[Part of a data file]
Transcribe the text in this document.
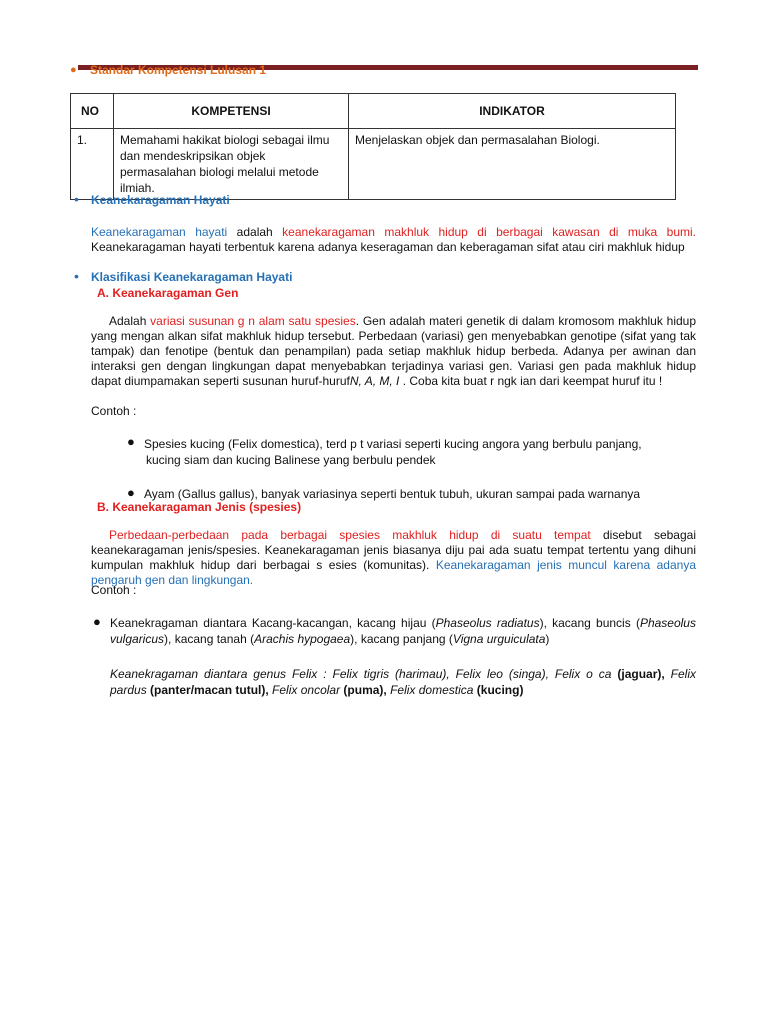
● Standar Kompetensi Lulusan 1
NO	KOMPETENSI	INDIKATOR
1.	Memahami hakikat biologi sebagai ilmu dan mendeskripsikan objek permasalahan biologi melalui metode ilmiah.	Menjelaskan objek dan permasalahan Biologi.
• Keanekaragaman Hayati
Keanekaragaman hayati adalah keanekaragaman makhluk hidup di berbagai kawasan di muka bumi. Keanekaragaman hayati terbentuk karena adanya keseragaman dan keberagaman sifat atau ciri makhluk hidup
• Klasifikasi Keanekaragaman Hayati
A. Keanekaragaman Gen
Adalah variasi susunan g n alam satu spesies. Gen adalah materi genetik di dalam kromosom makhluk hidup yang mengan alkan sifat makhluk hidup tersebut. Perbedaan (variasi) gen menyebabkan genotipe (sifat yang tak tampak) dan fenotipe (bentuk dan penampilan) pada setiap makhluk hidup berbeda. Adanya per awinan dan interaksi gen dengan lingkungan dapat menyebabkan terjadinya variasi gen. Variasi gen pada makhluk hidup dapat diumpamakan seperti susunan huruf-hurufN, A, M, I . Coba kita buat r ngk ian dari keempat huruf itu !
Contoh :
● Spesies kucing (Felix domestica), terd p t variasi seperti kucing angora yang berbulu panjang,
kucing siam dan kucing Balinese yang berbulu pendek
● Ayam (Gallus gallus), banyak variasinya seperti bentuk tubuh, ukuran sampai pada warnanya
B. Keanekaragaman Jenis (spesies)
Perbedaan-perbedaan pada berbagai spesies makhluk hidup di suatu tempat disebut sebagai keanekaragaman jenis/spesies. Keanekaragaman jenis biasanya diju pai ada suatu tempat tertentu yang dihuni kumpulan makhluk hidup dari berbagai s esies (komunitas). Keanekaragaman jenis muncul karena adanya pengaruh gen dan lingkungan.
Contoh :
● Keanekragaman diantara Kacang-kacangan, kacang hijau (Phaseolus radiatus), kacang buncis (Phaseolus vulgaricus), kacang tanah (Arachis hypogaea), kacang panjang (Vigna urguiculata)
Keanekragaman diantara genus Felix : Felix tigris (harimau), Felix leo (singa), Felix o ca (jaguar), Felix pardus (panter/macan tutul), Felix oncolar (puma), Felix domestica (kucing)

### What is asked
Transcribe every line in the entries above, taking out only the images.

### Written response
Transcribe the text in this document.
● Standar Kompetensi Lulusan 1
NO	KOMPETENSI	INDIKATOR
1.	Memahami hakikat biologi sebagai ilmu dan mendeskripsikan objek permasalahan biologi melalui metode ilmiah.	Menjelaskan objek dan permasalahan Biologi.
• Keanekaragaman Hayati
Keanekaragaman hayati adalah keanekaragaman makhluk hidup di berbagai kawasan di muka bumi. Keanekaragaman hayati terbentuk karena adanya keseragaman dan keberagaman sifat atau ciri makhluk hidup
• Klasifikasi Keanekaragaman Hayati
A. Keanekaragaman Gen
Adalah variasi susunan g n alam satu spesies. Gen adalah materi genetik di dalam kromosom makhluk hidup yang mengan alkan sifat makhluk hidup tersebut. Perbedaan (variasi) gen menyebabkan genotipe (sifat yang tak tampak) dan fenotipe (bentuk dan penampilan) pada setiap makhluk hidup berbeda. Adanya per awinan dan interaksi gen dengan lingkungan dapat menyebabkan terjadinya variasi gen. Variasi gen pada makhluk hidup dapat diumpamakan seperti susunan huruf-hurufN, A, M, I . Coba kita buat r ngk ian dari keempat huruf itu !
Contoh :
● Spesies kucing (Felix domestica), terd p t variasi seperti kucing angora yang berbulu panjang,
kucing siam dan kucing Balinese yang berbulu pendek
● Ayam (Gallus gallus), banyak variasinya seperti bentuk tubuh, ukuran sampai pada warnanya
B. Keanekaragaman Jenis (spesies)
Perbedaan-perbedaan pada berbagai spesies makhluk hidup di suatu tempat disebut sebagai keanekaragaman jenis/spesies. Keanekaragaman jenis biasanya diju pai ada suatu tempat tertentu yang dihuni kumpulan makhluk hidup dari berbagai s esies (komunitas). Keanekaragaman jenis muncul karena adanya pengaruh gen dan lingkungan.
Contoh :
● Keanekragaman diantara Kacang-kacangan, kacang hijau (Phaseolus radiatus), kacang buncis (Phaseolus vulgaricus), kacang tanah (Arachis hypogaea), kacang panjang (Vigna urguiculata)
Keanekragaman diantara genus Felix : Felix tigris (harimau), Felix leo (singa), Felix o ca (jaguar), Felix pardus (panter/macan tutul), Felix oncolar (puma), Felix domestica (kucing)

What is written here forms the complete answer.